> _Task input_:
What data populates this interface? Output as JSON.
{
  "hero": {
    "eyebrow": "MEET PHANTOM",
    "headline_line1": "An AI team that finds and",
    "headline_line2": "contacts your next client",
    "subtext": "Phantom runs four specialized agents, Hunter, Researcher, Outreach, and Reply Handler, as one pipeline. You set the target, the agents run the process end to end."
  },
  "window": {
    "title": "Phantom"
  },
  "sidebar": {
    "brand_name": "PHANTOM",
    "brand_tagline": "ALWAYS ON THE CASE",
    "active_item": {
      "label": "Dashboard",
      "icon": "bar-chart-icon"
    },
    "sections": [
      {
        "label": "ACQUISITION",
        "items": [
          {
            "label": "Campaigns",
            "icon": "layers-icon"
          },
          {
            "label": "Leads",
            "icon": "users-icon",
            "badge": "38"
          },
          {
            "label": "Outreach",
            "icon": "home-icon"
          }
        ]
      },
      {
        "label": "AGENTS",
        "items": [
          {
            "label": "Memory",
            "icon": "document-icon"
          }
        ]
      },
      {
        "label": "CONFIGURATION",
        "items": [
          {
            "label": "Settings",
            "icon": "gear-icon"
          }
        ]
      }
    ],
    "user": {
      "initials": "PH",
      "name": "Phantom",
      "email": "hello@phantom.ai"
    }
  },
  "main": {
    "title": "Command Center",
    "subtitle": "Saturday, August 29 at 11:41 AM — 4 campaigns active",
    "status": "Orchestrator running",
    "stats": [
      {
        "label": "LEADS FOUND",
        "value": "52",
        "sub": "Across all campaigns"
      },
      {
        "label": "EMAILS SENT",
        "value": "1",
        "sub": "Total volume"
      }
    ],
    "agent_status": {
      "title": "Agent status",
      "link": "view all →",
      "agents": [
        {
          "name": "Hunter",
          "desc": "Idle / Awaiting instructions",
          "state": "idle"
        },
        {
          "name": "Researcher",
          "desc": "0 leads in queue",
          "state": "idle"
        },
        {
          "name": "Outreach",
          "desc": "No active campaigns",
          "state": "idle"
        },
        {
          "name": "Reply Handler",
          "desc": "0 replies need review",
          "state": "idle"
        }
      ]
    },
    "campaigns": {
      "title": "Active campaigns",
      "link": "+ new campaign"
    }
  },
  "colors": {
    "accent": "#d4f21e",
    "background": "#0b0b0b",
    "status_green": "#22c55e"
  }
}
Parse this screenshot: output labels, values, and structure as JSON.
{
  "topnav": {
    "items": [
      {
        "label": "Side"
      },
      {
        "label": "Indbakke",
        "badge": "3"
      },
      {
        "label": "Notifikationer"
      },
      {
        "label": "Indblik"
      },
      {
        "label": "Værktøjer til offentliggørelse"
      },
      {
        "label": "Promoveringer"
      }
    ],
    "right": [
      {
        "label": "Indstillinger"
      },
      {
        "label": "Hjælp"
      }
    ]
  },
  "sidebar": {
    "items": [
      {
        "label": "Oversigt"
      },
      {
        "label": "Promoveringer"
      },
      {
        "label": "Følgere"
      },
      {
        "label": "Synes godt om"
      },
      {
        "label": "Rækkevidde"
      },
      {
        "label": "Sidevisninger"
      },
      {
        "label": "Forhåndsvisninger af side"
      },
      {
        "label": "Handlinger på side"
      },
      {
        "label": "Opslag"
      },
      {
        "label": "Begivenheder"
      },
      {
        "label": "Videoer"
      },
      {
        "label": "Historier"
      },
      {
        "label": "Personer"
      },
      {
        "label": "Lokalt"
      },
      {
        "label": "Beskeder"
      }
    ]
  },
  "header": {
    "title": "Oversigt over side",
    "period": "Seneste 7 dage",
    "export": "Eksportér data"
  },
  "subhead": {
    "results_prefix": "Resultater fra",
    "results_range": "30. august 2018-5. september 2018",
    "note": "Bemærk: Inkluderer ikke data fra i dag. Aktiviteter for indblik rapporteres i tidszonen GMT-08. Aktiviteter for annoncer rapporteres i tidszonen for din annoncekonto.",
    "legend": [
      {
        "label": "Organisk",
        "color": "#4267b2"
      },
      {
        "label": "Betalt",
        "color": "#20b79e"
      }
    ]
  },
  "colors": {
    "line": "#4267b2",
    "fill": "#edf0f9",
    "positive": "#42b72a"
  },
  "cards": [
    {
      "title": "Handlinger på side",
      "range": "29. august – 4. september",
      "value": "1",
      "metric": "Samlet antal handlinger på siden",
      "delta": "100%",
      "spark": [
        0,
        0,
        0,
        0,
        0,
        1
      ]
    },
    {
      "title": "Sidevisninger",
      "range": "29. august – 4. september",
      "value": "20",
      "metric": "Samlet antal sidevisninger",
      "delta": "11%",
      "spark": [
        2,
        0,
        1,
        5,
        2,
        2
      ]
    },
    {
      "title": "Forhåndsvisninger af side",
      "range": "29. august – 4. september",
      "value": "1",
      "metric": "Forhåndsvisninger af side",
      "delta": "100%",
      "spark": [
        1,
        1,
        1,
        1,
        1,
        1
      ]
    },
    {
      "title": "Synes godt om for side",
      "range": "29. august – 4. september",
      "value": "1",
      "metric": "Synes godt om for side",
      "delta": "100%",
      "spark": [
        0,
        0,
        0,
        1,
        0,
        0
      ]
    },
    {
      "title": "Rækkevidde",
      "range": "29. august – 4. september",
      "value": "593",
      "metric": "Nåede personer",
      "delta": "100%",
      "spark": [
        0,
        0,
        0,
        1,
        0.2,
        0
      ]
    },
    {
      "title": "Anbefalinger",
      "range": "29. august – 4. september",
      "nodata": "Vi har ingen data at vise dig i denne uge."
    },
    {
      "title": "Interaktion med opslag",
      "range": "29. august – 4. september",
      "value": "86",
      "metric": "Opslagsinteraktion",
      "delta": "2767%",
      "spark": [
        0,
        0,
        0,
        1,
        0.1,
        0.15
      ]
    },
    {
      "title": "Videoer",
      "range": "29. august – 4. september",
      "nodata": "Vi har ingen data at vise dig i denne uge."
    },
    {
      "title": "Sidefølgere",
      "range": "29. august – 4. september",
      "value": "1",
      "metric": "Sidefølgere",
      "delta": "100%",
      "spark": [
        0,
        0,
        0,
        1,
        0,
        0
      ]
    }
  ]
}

> _What is expected_: Please quote every record above exactly as it appears.

> _Solution for this task_:
What data populates this interface? Output as JSON.
{
  "hero": {
    "eyebrow": "MEET PHANTOM",
    "headline_line1": "An AI team that finds and",
    "headline_line2": "contacts your next client",
    "subtext": "Phantom runs four specialized agents, Hunter, Researcher, Outreach, and Reply Handler, as one pipeline. You set the target, the agents run the process end to end."
  },
  "window": {
    "title": "Phantom"
  },
  "sidebar": {
    "brand_name": "PHANTOM",
    "brand_tagline": "ALWAYS ON THE CASE",
    "active_item": {
      "label": "Dashboard",
      "icon": "bar-chart-icon"
    },
    "sections": [
      {
        "label": "ACQUISITION",
        "items": [
          {
            "label": "Campaigns",
            "icon": "layers-icon"
          },
          {
            "label": "Leads",
            "icon": "users-icon",
            "badge": "38"
          },
          {
            "label": "Outreach",
            "icon": "home-icon"
          }
        ]
      },
      {
        "label": "AGENTS",
        "items": [
          {
            "label": "Memory",
            "icon": "document-icon"
          }
        ]
      },
      {
        "label": "CONFIGURATION",
        "items": [
          {
            "label": "Settings",
            "icon": "gear-icon"
          }
        ]
      }
    ],
    "user": {
      "initials": "PH",
      "name": "Phantom",
      "email": "hello@phantom.ai"
    }
  },
  "main": {
    "title": "Command Center",
    "subtitle": "Saturday, August 29 at 11:41 AM — 4 campaigns active",
    "status": "Orchestrator running",
    "stats": [
      {
        "label": "LEADS FOUND",
        "value": "52",
        "sub": "Across all campaigns"
      },
      {
        "label": "EMAILS SENT",
        "value": "1",
        "sub": "Total volume"
      }
    ],
    "agent_status": {
      "title": "Agent status",
      "link": "view all →",
      "agents": [
        {
          "name": "Hunter",
          "desc": "Idle / Awaiting instructions",
          "state": "idle"
        },
        {
          "name": "Researcher",
          "desc": "0 leads in queue",
          "state": "idle"
        },
        {
          "name": "Outreach",
          "desc": "No active campaigns",
          "state": "idle"
        },
        {
          "name": "Reply Handler",
          "desc": "0 replies need review",
          "state": "idle"
        }
      ]
    },
    "campaigns": {
      "title": "Active campaigns",
      "link": "+ new campaign"
    }
  },
  "colors": {
    "accent": "#d4f21e",
    "background": "#0b0b0b",
    "status_green": "#22c55e"
  }
}
Parse this screenshot: output labels, values, and structure as JSON.
{
  "topnav": {
    "items": [
      {
        "label": "Side"
      },
      {
        "label": "Indbakke",
        "badge": "3"
      },
      {
        "label": "Notifikationer"
      },
      {
        "label": "Indblik"
      },
      {
        "label": "Værktøjer til offentliggørelse"
      },
      {
        "label": "Promoveringer"
      }
    ],
    "right": [
      {
        "label": "Indstillinger"
      },
      {
        "label": "Hjælp"
      }
    ]
  },
  "sidebar": {
    "items": [
      {
        "label": "Oversigt"
      },
      {
        "label": "Promoveringer"
      },
      {
        "label": "Følgere"
      },
      {
        "label": "Synes godt om"
      },
      {
        "label": "Rækkevidde"
      },
      {
        "label": "Sidevisninger"
      },
      {
        "label": "Forhåndsvisninger af side"
      },
      {
        "label": "Handlinger på side"
      },
      {
        "label": "Opslag"
      },
      {
        "label": "Begivenheder"
      },
      {
        "label": "Videoer"
      },
      {
        "label": "Historier"
      },
      {
        "label": "Personer"
      },
      {
        "label": "Lokalt"
      },
      {
        "label": "Beskeder"
      }
    ]
  },
  "header": {
    "title": "Oversigt over side",
    "period": "Seneste 7 dage",
    "export": "Eksportér data"
  },
  "subhead": {
    "results_prefix": "Resultater fra",
    "results_range": "30. august 2018-5. september 2018",
    "note": "Bemærk: Inkluderer ikke data fra i dag. Aktiviteter for indblik rapporteres i tidszonen GMT-08. Aktiviteter for annoncer rapporteres i tidszonen for din annoncekonto.",
    "legend": [
      {
        "label": "Organisk",
        "color": "#4267b2"
      },
      {
        "label": "Betalt",
        "color": "#20b79e"
      }
    ]
  },
  "colors": {
    "line": "#4267b2",
    "fill": "#edf0f9",
    "positive": "#42b72a"
  },
  "cards": [
    {
      "title": "Handlinger på side",
      "range": "29. august – 4. september",
      "value": "1",
      "metric": "Samlet antal handlinger på siden",
      "delta": "100%",
      "spark": [
        0,
        0,
        0,
        0,
        0,
        1
      ]
    },
    {
      "title": "Sidevisninger",
      "range": "29. august – 4. september",
      "value": "20",
      "metric": "Samlet antal sidevisninger",
      "delta": "11%",
      "spark": [
        2,
        0,
        1,
        5,
        2,
        2
      ]
    },
    {
      "title": "Forhåndsvisninger af side",
      "range": "29. august – 4. september",
      "value": "1",
      "metric": "Forhåndsvisninger af side",
      "delta": "100%",
      "spark": [
        1,
        1,
        1,
        1,
        1,
        1
      ]
    },
    {
      "title": "Synes godt om for side",
      "range": "29. august – 4. september",
      "value": "1",
      "metric": "Synes godt om for side",
      "delta": "100%",
      "spark": [
        0,
        0,
        0,
        1,
        0,
        0
      ]
    },
    {
      "title": "Rækkevidde",
      "range": "29. august – 4. september",
      "value": "593",
      "metric": "Nåede personer",
      "delta": "100%",
      "spark": [
        0,
        0,
        0,
        1,
        0.2,
        0
      ]
    },
    {
      "title": "Anbefalinger",
      "range": "29. august – 4. september",
      "nodata": "Vi har ingen data at vise dig i denne uge."
    },
    {
      "title": "Interaktion med opslag",
      "range": "29. august – 4. september",
      "value": "86",
      "metric": "Opslagsinteraktion",
      "delta": "2767%",
      "spark": [
        0,
        0,
        0,
        1,
        0.1,
        0.15
      ]
    },
    {
      "title": "Videoer",
      "range": "29. august – 4. september",
      "nodata": "Vi har ingen data at vise dig i denne uge."
    },
    {
      "title": "Sidefølgere",
      "range": "29. august – 4. september",
      "value": "1",
      "metric": "Sidefølgere",
      "delta": "100%",
      "spark": [
        0,
        0,
        0,
        1,
        0,
        0
      ]
    }
  ]
}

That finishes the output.